* [PROBLEM DESCRIPTION] Extract the records in full, leaving every picture out.

Segment Open

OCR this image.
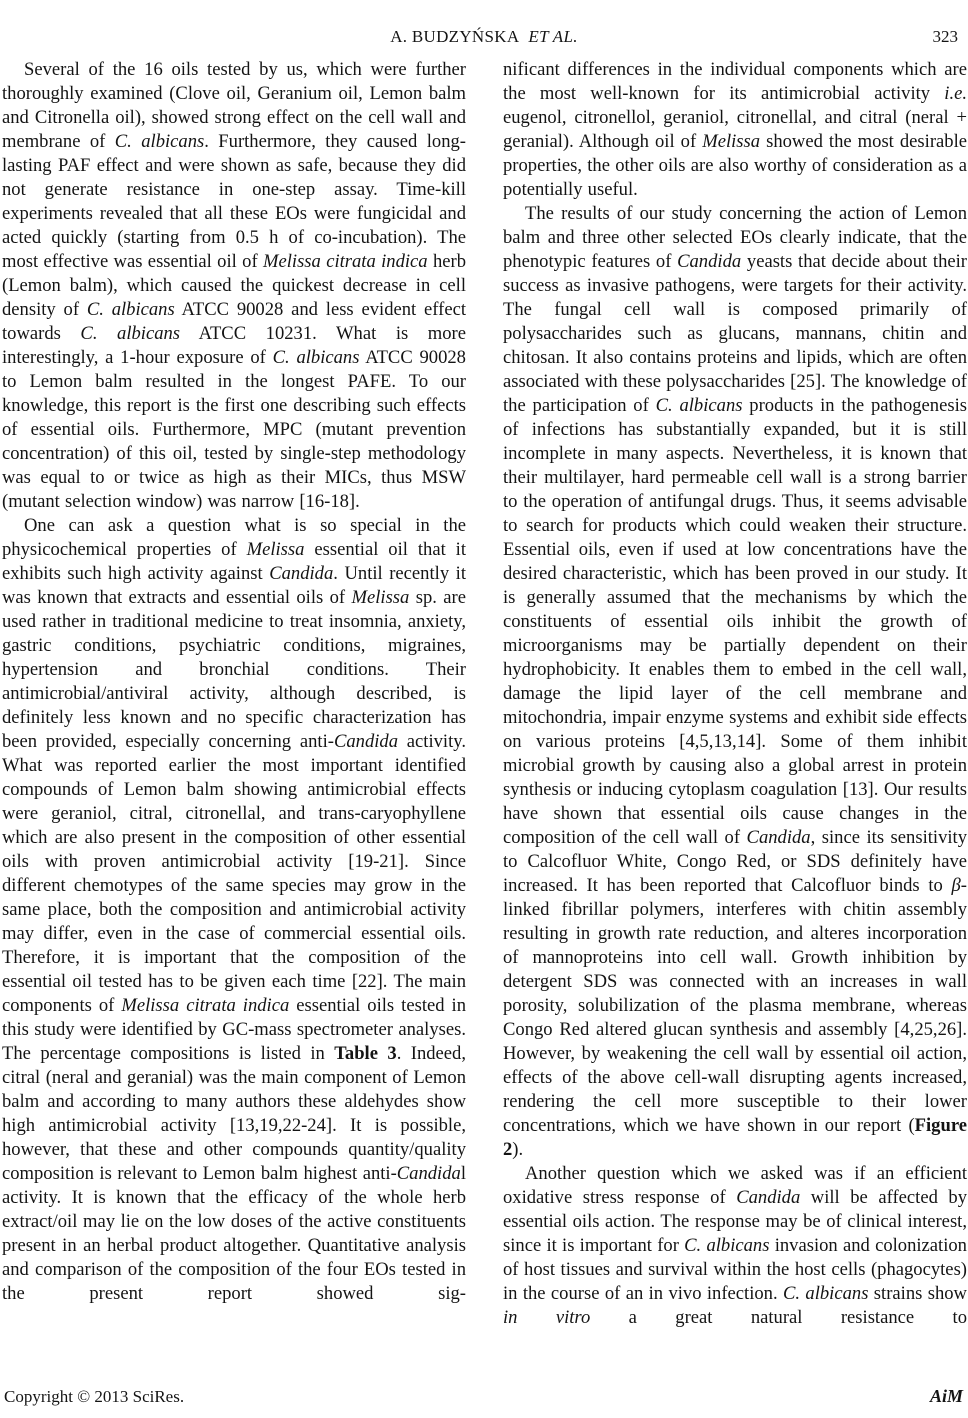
A. BUDZYŃSKA ET AL.	323

Several of the 16 oils tested by us, which were further thoroughly examined (Clove oil, Geranium oil, Lemon balm and Citronella oil), showed strong effect on the cell wall and membrane of C. albicans. Furthermore, they caused long-lasting PAF effect and were shown as safe, because they did not generate resistance in one-step assay. Time-kill experiments revealed that all these EOs were fungicidal and acted quickly (starting from 0.5 h of co-incubation). The most effective was essential oil of Melissa citrata indica herb (Lemon balm), which caused the quickest decrease in cell density of C. albicans ATCC 90028 and less evident effect towards C. albicans ATCC 10231. What is more interestingly, a 1-hour exposure of C. albicans ATCC 90028 to Lemon balm resulted in the longest PAFE. To our knowledge, this report is the first one describing such effects of essential oils. Furthermore, MPC (mutant prevention concentration) of this oil, tested by single-step methodology was equal to or twice as high as their MICs, thus MSW (mutant selection window) was narrow [16-18].

One can ask a question what is so special in the physicochemical properties of Melissa essential oil that it exhibits such high activity against Candida. Until recently it was known that extracts and essential oils of Melissa sp. are used rather in traditional medicine to treat insomnia, anxiety, gastric conditions, psychiatric conditions, migraines, hypertension and bronchial conditions. Their antimicrobial/antiviral activity, although described, is definitely less known and no specific characterization has been provided, especially concerning anti-Candida activity. What was reported earlier the most important identified compounds of Lemon balm showing antimicrobial effects were geraniol, citral, citronellal, and trans-caryophyllene which are also present in the composition of other essential oils with proven antimicrobial activity [19-21]. Since different chemotypes of the same species may grow in the same place, both the composition and antimicrobial activity may differ, even in the case of commercial essential oils. Therefore, it is important that the composition of the essential oil tested has to be given each time [22]. The main components of Melissa citrata indica essential oils tested in this study were identified by GC-mass spectrometer analyses. The percentage compositions is listed in Table 3. Indeed, citral (neral and geranial) was the main component of Lemon balm and according to many authors these aldehydes show high antimicrobial activity [13,19,22-24]. It is possible, however, that these and other compounds quantity/quality composition is relevant to Lemon balm highest anti-Candidal activity. It is known that the efficacy of the whole herb extract/oil may lie on the low doses of the active constituents present in an herbal product altogether. Quantitative analysis and comparison of the composition of the four EOs tested in the present report showed sig-

nificant differences in the individual components which are the most well-known for its antimicrobial activity i.e. eugenol, citronellol, geraniol, citronellal, and citral (neral + geranial). Although oil of Melissa showed the most desirable properties, the other oils are also worthy of consideration as a potentially useful.

The results of our study concerning the action of Lemon balm and three other selected EOs clearly indicate, that the phenotypic features of Candida yeasts that decide about their success as invasive pathogens, were targets for their activity. The fungal cell wall is composed primarily of polysaccharides such as glucans, mannans, chitin and chitosan. It also contains proteins and lipids, which are often associated with these polysaccharides [25]. The knowledge of the participation of C. albicans products in the pathogenesis of infections has substantially expanded, but it is still incomplete in many aspects. Nevertheless, it is known that their multilayer, hard permeable cell wall is a strong barrier to the operation of antifungal drugs. Thus, it seems advisable to search for products which could weaken their structure. Essential oils, even if used at low concentrations have the desired characteristic, which has been proved in our study. It is generally assumed that the mechanisms by which the constituents of essential oils inhibit the growth of microorganisms may be partially dependent on their hydrophobicity. It enables them to embed in the cell wall, damage the lipid layer of the cell membrane and mitochondria, impair enzyme systems and exhibit side effects on various proteins [4,5,13,14]. Some of them inhibit microbial growth by causing also a global arrest in protein synthesis or inducing cytoplasm coagulation [13]. Our results have shown that essential oils cause changes in the composition of the cell wall of Candida, since its sensitivity to Calcofluor White, Congo Red, or SDS definitely have increased. It has been reported that Calcofluor binds to β-linked fibrillar polymers, interferes with chitin assembly resulting in growth rate reduction, and alteres incorporation of mannoproteins into cell wall. Growth inhibition by detergent SDS was connected with an increases in wall porosity, solubilization of the plasma membrane, whereas Congo Red altered glucan synthesis and assembly [4,25,26]. However, by weakening the cell wall by essential oil action, effects of the above cell-wall disrupting agents increased, rendering the cell more susceptible to their lower concentrations, which we have shown in our report (Figure 2).

Another question which we asked was if an efficient oxidative stress response of Candida will be affected by essential oils action. The response may be of clinical interest, since it is important for C. albicans invasion and colonization of host tissues and survival within the host cells (phagocytes) in the course of an in vivo infection. C. albicans strains show in vitro a great natural resistance to

Copyright © 2013 SciRes.	AiM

Segment Closed

* [ANSWER BOX]
OCR this image.
A. BUDZYŃSKA ET AL.	323

Several of the 16 oils tested by us, which were further thoroughly examined (Clove oil, Geranium oil, Lemon balm and Citronella oil), showed strong effect on the cell wall and membrane of C. albicans. Furthermore, they caused long-lasting PAF effect and were shown as safe, because they did not generate resistance in one-step assay. Time-kill experiments revealed that all these EOs were fungicidal and acted quickly (starting from 0.5 h of co-incubation). The most effective was essential oil of Melissa citrata indica herb (Lemon balm), which caused the quickest decrease in cell density of C. albicans ATCC 90028 and less evident effect towards C. albicans ATCC 10231. What is more interestingly, a 1-hour exposure of C. albicans ATCC 90028 to Lemon balm resulted in the longest PAFE. To our knowledge, this report is the first one describing such effects of essential oils. Furthermore, MPC (mutant prevention concentration) of this oil, tested by single-step methodology was equal to or twice as high as their MICs, thus MSW (mutant selection window) was narrow [16-18].

One can ask a question what is so special in the physicochemical properties of Melissa essential oil that it exhibits such high activity against Candida. Until recently it was known that extracts and essential oils of Melissa sp. are used rather in traditional medicine to treat insomnia, anxiety, gastric conditions, psychiatric conditions, migraines, hypertension and bronchial conditions. Their antimicrobial/antiviral activity, although described, is definitely less known and no specific characterization has been provided, especially concerning anti-Candida activity. What was reported earlier the most important identified compounds of Lemon balm showing antimicrobial effects were geraniol, citral, citronellal, and trans-caryophyllene which are also present in the composition of other essential oils with proven antimicrobial activity [19-21]. Since different chemotypes of the same species may grow in the same place, both the composition and antimicrobial activity may differ, even in the case of commercial essential oils. Therefore, it is important that the composition of the essential oil tested has to be given each time [22]. The main components of Melissa citrata indica essential oils tested in this study were identified by GC-mass spectrometer analyses. The percentage compositions is listed in Table 3. Indeed, citral (neral and geranial) was the main component of Lemon balm and according to many authors these aldehydes show high antimicrobial activity [13,19,22-24]. It is possible, however, that these and other compounds quantity/quality composition is relevant to Lemon balm highest anti-Candidal activity. It is known that the efficacy of the whole herb extract/oil may lie on the low doses of the active constituents present in an herbal product altogether. Quantitative analysis and comparison of the composition of the four EOs tested in the present report showed sig-

nificant differences in the individual components which are the most well-known for its antimicrobial activity i.e. eugenol, citronellol, geraniol, citronellal, and citral (neral + geranial). Although oil of Melissa showed the most desirable properties, the other oils are also worthy of consideration as a potentially useful.

The results of our study concerning the action of Lemon balm and three other selected EOs clearly indicate, that the phenotypic features of Candida yeasts that decide about their success as invasive pathogens, were targets for their activity. The fungal cell wall is composed primarily of polysaccharides such as glucans, mannans, chitin and chitosan. It also contains proteins and lipids, which are often associated with these polysaccharides [25]. The knowledge of the participation of C. albicans products in the pathogenesis of infections has substantially expanded, but it is still incomplete in many aspects. Nevertheless, it is known that their multilayer, hard permeable cell wall is a strong barrier to the operation of antifungal drugs. Thus, it seems advisable to search for products which could weaken their structure. Essential oils, even if used at low concentrations have the desired characteristic, which has been proved in our study. It is generally assumed that the mechanisms by which the constituents of essential oils inhibit the growth of microorganisms may be partially dependent on their hydrophobicity. It enables them to embed in the cell wall, damage the lipid layer of the cell membrane and mitochondria, impair enzyme systems and exhibit side effects on various proteins [4,5,13,14]. Some of them inhibit microbial growth by causing also a global arrest in protein synthesis or inducing cytoplasm coagulation [13]. Our results have shown that essential oils cause changes in the composition of the cell wall of Candida, since its sensitivity to Calcofluor White, Congo Red, or SDS definitely have increased. It has been reported that Calcofluor binds to β-linked fibrillar polymers, interferes with chitin assembly resulting in growth rate reduction, and alteres incorporation of mannoproteins into cell wall. Growth inhibition by detergent SDS was connected with an increases in wall porosity, solubilization of the plasma membrane, whereas Congo Red altered glucan synthesis and assembly [4,25,26]. However, by weakening the cell wall by essential oil action, effects of the above cell-wall disrupting agents increased, rendering the cell more susceptible to their lower concentrations, which we have shown in our report (Figure 2).

Another question which we asked was if an efficient oxidative stress response of Candida will be affected by essential oils action. The response may be of clinical interest, since it is important for C. albicans invasion and colonization of host tissues and survival within the host cells (phagocytes) in the course of an in vivo infection. C. albicans strains show in vitro a great natural resistance to

Copyright © 2013 SciRes.	AiM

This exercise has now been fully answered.